* TASK GOAL *
Write out every line of the material exactly as it appears.

* MATERIAL FOR THIS TASK *
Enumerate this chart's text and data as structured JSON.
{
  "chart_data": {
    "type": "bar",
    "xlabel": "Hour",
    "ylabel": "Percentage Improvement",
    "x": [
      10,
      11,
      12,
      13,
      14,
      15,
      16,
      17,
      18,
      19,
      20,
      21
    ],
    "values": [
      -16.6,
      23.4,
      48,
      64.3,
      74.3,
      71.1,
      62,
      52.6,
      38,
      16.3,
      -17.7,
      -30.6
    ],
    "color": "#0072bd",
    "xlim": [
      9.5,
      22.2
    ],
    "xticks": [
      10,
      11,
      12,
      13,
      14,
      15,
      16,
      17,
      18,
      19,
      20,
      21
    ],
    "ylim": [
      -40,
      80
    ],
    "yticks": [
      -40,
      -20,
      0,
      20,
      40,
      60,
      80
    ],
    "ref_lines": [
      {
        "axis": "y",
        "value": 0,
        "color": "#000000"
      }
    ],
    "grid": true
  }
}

* CORRECT RESPONSE *
Enumerate this chart's text and data as structured JSON.
{
  "chart_data": {
    "type": "bar",
    "xlabel": "Hour",
    "ylabel": "Percentage Improvement",
    "x": [
      10,
      11,
      12,
      13,
      14,
      15,
      16,
      17,
      18,
      19,
      20,
      21
    ],
    "values": [
      -16.6,
      23.4,
      48,
      64.3,
      74.3,
      71.1,
      62,
      52.6,
      38,
      16.3,
      -17.7,
      -30.6
    ],
    "color": "#0072bd",
    "xlim": [
      9.5,
      22.2
    ],
    "xticks": [
      10,
      11,
      12,
      13,
      14,
      15,
      16,
      17,
      18,
      19,
      20,
      21
    ],
    "ylim": [
      -40,
      80
    ],
    "yticks": [
      -40,
      -20,
      0,
      20,
      40,
      60,
      80
    ],
    "ref_lines": [
      {
        "axis": "y",
        "value": 0,
        "color": "#000000"
      }
    ],
    "grid": true
  }
}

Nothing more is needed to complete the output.